*YOUR TASK*.
Your task is to filter the data below down to the lines holding "after".

*RAW RECORDS*.
§

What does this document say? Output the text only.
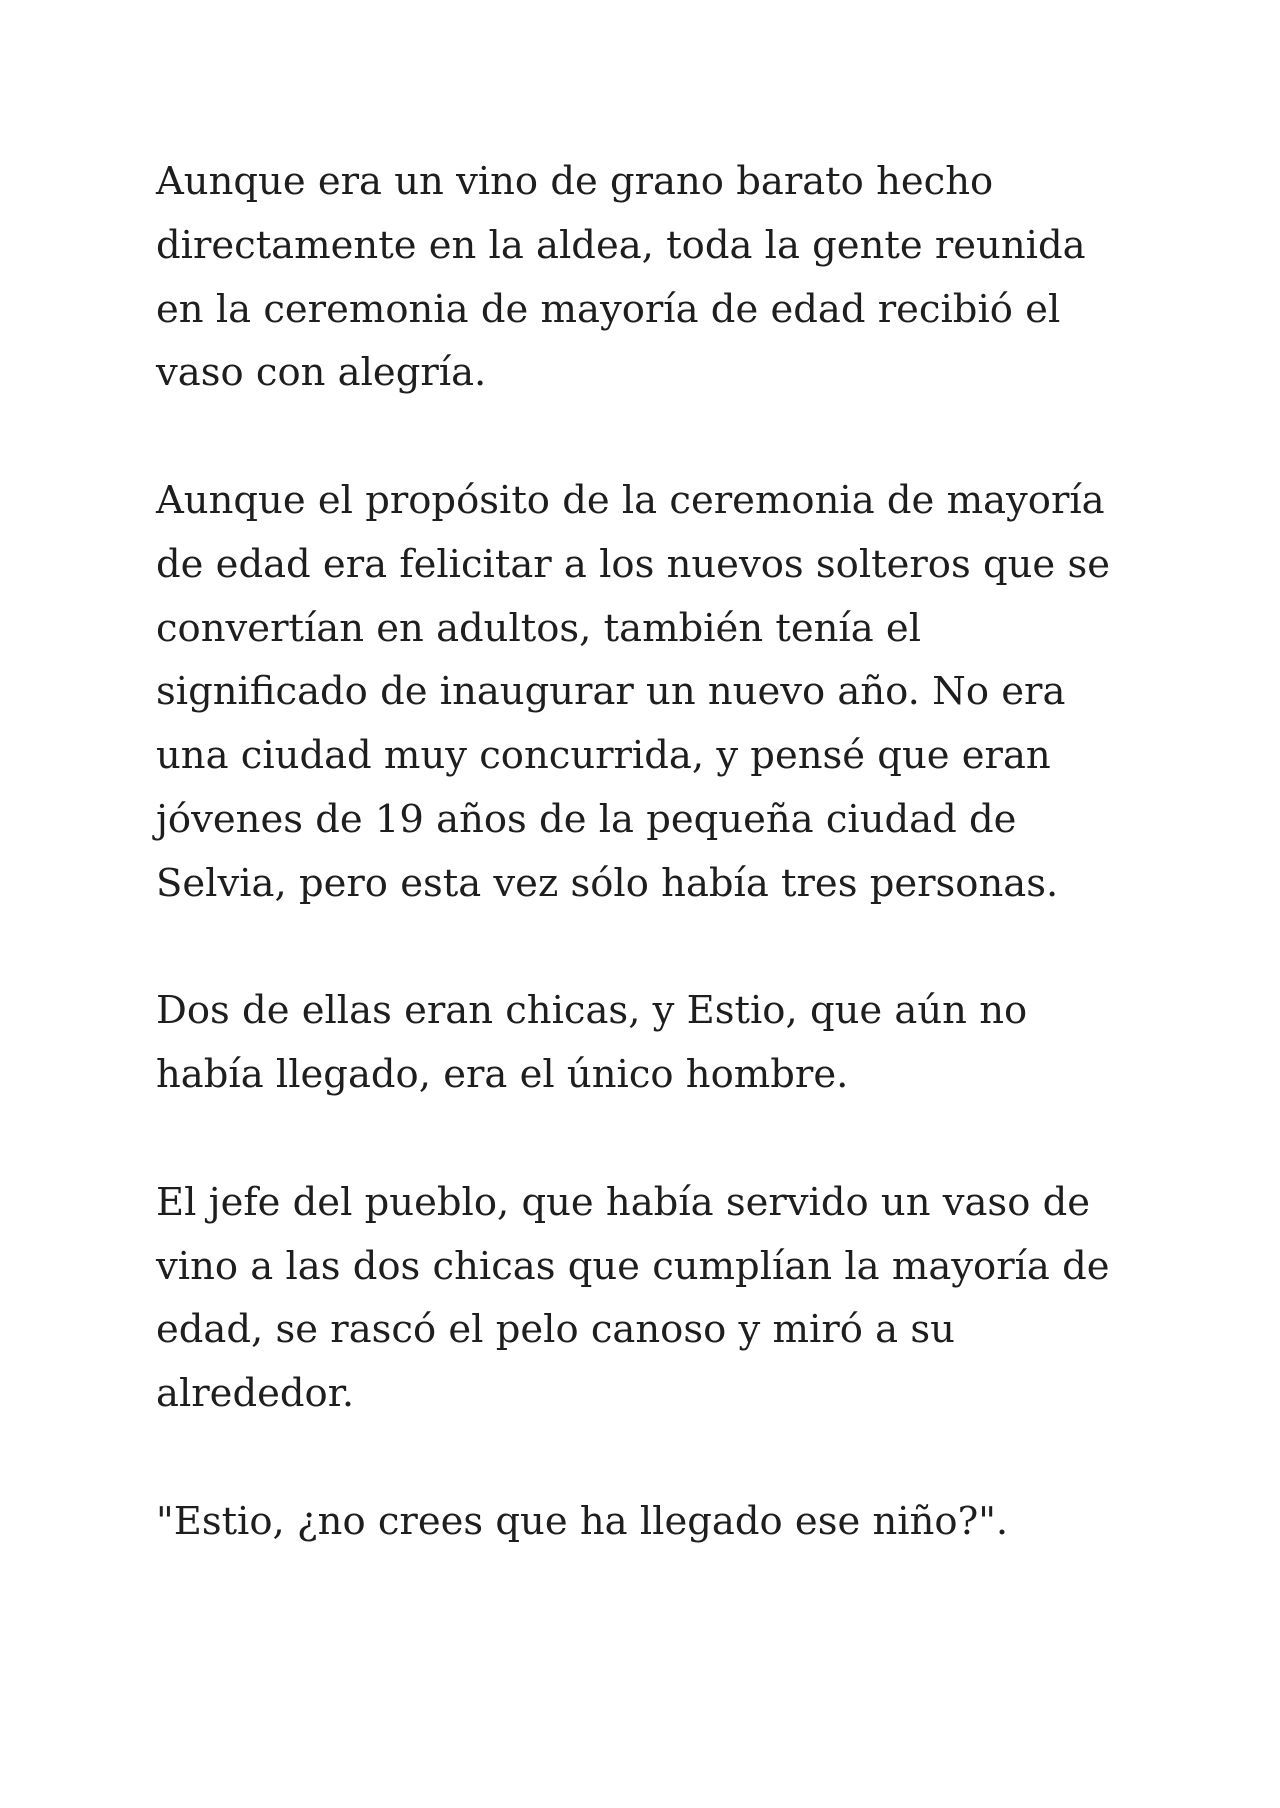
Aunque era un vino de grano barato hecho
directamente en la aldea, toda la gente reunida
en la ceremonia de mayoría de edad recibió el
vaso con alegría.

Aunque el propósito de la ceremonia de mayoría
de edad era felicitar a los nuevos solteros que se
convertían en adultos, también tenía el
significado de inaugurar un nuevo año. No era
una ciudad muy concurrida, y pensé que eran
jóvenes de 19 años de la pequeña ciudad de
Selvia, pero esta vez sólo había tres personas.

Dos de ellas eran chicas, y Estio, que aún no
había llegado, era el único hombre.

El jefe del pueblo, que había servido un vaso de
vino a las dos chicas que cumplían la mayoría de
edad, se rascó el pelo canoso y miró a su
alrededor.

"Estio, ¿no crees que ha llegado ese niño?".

§

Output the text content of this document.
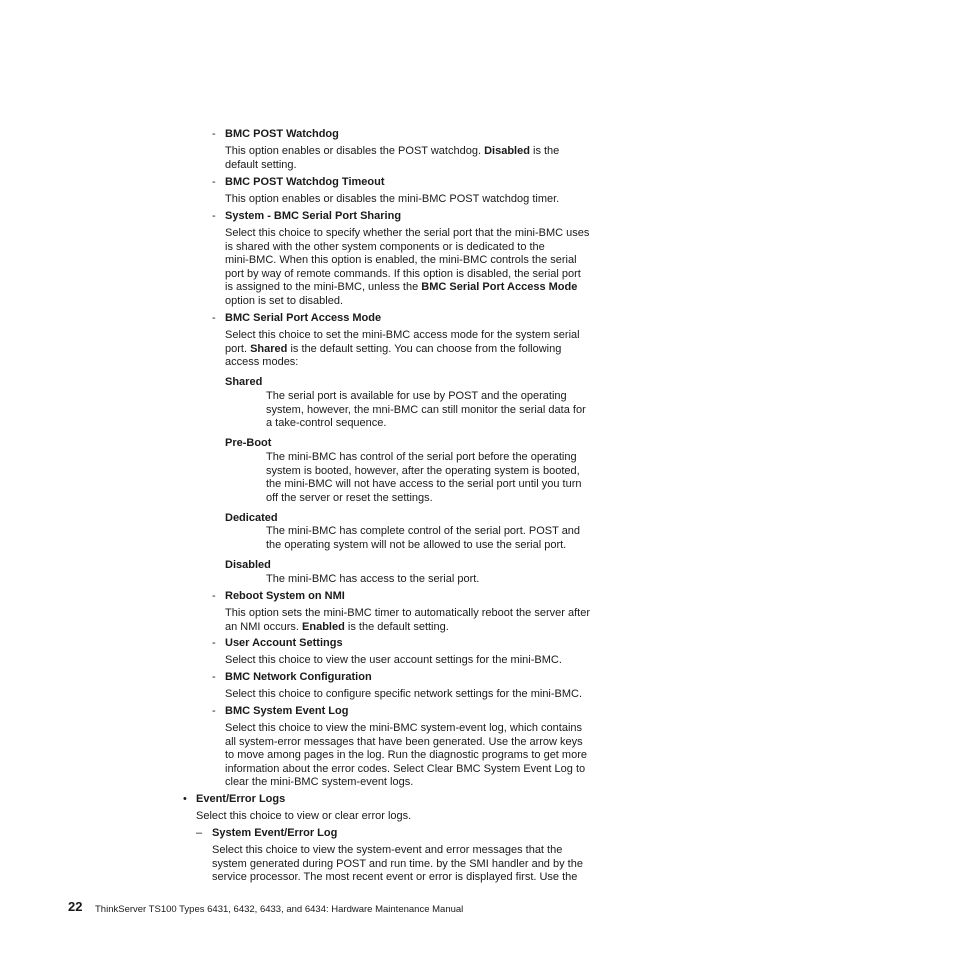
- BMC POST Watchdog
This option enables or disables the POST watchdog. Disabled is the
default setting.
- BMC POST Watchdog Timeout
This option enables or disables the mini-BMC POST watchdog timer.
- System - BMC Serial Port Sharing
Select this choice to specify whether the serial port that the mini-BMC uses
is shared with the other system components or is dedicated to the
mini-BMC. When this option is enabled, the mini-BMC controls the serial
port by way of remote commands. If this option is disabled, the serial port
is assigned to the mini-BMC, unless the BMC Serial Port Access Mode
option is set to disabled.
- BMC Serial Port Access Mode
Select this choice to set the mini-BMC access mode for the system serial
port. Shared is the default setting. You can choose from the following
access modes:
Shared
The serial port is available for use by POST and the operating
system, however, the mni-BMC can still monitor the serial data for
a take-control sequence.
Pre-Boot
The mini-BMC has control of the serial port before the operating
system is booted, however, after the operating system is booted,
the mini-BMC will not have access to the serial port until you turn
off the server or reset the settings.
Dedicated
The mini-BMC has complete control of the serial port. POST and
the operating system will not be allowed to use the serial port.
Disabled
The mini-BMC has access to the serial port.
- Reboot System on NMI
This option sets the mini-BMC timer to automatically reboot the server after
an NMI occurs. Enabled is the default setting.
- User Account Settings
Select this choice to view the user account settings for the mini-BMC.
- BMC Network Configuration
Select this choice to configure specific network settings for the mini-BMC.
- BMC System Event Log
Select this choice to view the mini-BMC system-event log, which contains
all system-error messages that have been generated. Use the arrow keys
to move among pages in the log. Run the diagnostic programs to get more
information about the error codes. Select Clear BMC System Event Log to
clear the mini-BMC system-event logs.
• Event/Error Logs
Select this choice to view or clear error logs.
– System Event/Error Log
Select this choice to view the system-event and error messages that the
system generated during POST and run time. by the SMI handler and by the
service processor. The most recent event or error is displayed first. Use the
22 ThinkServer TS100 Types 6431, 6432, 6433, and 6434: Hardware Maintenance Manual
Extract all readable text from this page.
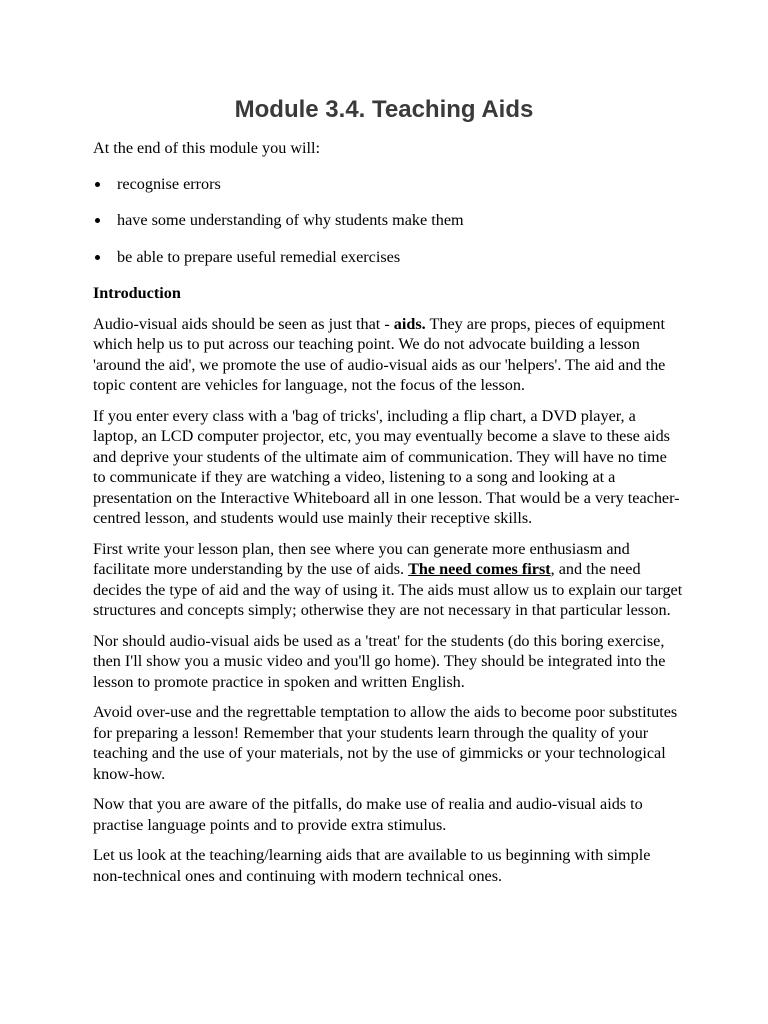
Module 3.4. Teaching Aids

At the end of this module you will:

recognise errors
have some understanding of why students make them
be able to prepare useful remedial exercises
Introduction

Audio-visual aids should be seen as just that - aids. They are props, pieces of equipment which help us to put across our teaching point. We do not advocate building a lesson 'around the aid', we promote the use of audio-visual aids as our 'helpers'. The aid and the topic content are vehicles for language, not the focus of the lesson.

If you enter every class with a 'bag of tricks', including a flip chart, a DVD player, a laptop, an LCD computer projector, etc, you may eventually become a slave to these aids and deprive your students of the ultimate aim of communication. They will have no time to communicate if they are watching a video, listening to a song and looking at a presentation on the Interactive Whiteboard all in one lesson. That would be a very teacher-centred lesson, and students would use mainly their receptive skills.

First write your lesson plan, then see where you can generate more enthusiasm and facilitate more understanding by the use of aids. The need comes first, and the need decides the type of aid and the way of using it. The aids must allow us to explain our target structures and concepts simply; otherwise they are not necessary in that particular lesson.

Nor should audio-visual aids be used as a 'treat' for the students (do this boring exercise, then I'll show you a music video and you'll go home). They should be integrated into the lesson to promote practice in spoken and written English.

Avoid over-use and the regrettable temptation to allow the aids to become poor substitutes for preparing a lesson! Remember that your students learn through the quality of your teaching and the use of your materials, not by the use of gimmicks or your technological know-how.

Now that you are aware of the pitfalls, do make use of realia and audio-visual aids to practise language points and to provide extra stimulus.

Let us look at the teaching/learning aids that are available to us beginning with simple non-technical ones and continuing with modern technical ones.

§

*ANSWER TO THIS EXERCISE*.
system is booted, however, after the operating system is booted,
This option sets the mini-BMC timer to automatically reboot the server after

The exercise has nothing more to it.